Task brief – Copy out each line that mentions the word "text".

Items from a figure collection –
╭──

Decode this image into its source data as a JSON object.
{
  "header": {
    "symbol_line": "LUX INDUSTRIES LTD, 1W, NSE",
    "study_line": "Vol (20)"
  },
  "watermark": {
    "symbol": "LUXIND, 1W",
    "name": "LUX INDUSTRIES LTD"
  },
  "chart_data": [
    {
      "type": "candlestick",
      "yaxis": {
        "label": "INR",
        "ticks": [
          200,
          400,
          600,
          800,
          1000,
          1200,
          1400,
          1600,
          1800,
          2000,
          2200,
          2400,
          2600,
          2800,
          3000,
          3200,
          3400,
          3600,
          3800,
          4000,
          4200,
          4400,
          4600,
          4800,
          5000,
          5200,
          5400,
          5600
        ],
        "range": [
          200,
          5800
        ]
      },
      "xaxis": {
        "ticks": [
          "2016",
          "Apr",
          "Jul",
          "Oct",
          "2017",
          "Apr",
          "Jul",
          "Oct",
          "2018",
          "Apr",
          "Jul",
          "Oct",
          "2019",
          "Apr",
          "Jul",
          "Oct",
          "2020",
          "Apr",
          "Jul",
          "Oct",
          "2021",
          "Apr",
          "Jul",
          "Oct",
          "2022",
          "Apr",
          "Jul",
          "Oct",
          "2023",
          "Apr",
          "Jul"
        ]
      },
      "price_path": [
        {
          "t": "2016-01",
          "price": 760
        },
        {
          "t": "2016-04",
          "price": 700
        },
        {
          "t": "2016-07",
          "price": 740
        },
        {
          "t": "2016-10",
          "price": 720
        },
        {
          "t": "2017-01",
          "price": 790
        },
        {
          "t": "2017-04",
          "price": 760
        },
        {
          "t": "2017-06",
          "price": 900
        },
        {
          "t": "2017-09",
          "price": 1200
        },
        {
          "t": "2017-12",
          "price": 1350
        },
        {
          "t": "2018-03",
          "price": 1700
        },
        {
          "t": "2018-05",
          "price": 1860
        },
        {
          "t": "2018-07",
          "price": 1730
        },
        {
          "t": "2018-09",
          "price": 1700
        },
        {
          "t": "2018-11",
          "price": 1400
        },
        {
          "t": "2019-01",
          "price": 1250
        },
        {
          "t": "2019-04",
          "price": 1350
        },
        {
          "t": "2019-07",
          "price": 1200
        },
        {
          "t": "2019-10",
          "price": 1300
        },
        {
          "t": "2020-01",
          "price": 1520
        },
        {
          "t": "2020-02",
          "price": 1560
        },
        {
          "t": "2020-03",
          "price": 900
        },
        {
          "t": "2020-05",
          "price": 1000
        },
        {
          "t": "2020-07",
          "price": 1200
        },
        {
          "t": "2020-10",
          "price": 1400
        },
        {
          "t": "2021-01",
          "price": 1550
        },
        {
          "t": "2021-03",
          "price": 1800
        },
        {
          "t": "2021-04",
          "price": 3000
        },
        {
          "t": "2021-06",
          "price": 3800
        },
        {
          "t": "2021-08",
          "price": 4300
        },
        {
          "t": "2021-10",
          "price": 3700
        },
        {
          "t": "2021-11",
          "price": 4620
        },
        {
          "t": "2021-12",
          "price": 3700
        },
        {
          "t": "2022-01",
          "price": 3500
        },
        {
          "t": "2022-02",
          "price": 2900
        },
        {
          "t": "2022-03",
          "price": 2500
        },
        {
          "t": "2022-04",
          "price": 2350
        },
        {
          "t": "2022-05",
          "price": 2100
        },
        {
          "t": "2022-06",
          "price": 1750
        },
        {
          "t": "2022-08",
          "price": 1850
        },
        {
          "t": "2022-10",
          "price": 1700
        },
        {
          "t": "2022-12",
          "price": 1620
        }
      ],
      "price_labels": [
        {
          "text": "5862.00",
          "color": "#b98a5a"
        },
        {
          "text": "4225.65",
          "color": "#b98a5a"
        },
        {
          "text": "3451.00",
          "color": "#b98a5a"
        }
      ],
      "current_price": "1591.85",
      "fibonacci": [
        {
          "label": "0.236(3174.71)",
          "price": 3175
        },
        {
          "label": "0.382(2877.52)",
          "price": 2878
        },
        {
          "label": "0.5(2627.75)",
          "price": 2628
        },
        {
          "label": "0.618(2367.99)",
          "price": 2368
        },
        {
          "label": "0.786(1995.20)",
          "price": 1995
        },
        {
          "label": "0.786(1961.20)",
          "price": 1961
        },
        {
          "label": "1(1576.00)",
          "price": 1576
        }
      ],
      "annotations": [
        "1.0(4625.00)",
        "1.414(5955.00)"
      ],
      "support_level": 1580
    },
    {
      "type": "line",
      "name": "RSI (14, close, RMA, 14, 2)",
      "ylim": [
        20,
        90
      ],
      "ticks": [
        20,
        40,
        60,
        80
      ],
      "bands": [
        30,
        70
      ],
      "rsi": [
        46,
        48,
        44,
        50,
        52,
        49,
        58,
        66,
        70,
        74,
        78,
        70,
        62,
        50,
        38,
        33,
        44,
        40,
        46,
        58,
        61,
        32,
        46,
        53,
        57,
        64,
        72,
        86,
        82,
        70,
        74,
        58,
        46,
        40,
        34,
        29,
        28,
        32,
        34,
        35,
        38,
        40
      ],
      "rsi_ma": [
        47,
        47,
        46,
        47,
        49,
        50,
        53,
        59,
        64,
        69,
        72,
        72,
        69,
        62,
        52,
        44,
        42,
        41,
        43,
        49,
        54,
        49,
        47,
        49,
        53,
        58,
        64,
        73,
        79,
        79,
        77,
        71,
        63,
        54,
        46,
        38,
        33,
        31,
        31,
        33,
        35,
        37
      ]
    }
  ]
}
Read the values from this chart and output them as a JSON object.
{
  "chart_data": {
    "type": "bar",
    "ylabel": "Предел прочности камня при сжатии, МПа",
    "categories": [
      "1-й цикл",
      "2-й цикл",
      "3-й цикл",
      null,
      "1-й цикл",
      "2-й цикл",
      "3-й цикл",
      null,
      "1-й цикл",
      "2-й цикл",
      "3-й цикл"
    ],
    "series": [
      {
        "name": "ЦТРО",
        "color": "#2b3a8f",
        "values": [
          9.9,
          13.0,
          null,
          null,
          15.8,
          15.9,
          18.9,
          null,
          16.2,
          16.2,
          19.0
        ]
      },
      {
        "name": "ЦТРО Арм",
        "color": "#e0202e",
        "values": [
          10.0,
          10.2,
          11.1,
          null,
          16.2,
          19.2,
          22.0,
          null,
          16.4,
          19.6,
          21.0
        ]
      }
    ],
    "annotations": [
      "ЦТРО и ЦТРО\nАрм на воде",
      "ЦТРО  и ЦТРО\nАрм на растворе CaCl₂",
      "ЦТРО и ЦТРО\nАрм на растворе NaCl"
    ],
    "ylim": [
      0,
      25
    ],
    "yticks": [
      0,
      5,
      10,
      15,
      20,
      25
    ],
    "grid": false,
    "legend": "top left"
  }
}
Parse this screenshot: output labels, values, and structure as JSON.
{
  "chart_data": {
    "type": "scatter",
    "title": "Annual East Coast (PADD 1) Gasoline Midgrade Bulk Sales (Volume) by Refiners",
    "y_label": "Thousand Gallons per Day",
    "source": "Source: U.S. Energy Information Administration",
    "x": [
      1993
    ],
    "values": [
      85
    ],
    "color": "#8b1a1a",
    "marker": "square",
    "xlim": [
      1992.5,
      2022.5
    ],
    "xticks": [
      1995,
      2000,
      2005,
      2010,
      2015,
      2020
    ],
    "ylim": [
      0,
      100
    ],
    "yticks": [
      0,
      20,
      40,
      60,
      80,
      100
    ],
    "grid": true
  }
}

╰──

In response –
          "text": "5862.00",
          "text": "4225.65",
          "text": "3451.00",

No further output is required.